TASK PROMPT
Return each entry exactly, with none missing.

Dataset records
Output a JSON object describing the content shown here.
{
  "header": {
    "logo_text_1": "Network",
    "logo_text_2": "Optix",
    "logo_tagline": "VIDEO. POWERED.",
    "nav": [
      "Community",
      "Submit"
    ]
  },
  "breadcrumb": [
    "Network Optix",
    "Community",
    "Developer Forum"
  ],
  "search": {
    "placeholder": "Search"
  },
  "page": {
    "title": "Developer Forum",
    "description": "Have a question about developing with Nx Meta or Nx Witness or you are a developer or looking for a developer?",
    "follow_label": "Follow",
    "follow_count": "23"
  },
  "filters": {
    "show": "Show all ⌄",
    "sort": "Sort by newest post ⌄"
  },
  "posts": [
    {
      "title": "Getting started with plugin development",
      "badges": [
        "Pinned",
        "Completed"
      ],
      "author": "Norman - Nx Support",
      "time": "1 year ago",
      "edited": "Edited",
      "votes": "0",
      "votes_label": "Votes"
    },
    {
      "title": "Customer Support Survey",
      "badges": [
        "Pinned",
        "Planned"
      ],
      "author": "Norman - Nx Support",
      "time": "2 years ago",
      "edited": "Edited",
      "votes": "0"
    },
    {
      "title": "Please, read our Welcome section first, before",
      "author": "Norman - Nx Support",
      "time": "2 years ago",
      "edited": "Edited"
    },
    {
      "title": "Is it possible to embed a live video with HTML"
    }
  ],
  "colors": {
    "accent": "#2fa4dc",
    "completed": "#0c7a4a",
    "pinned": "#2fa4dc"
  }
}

WRITTEN SOLUTION
Output a JSON object describing the content shown here.
{
  "header": {
    "logo_text_1": "Network",
    "logo_text_2": "Optix",
    "logo_tagline": "VIDEO. POWERED.",
    "nav": [
      "Community",
      "Submit"
    ]
  },
  "breadcrumb": [
    "Network Optix",
    "Community",
    "Developer Forum"
  ],
  "search": {
    "placeholder": "Search"
  },
  "page": {
    "title": "Developer Forum",
    "description": "Have a question about developing with Nx Meta or Nx Witness or you are a developer or looking for a developer?",
    "follow_label": "Follow",
    "follow_count": "23"
  },
  "filters": {
    "show": "Show all ⌄",
    "sort": "Sort by newest post ⌄"
  },
  "posts": [
    {
      "title": "Getting started with plugin development",
      "badges": [
        "Pinned",
        "Completed"
      ],
      "author": "Norman - Nx Support",
      "time": "1 year ago",
      "edited": "Edited",
      "votes": "0",
      "votes_label": "Votes"
    },
    {
      "title": "Customer Support Survey",
      "badges": [
        "Pinned",
        "Planned"
      ],
      "author": "Norman - Nx Support",
      "time": "2 years ago",
      "edited": "Edited",
      "votes": "0"
    },
    {
      "title": "Please, read our Welcome section first, before",
      "author": "Norman - Nx Support",
      "time": "2 years ago",
      "edited": "Edited"
    },
    {
      "title": "Is it possible to embed a live video with HTML"
    }
  ],
  "colors": {
    "accent": "#2fa4dc",
    "completed": "#0c7a4a",
    "pinned": "#2fa4dc"
  }
}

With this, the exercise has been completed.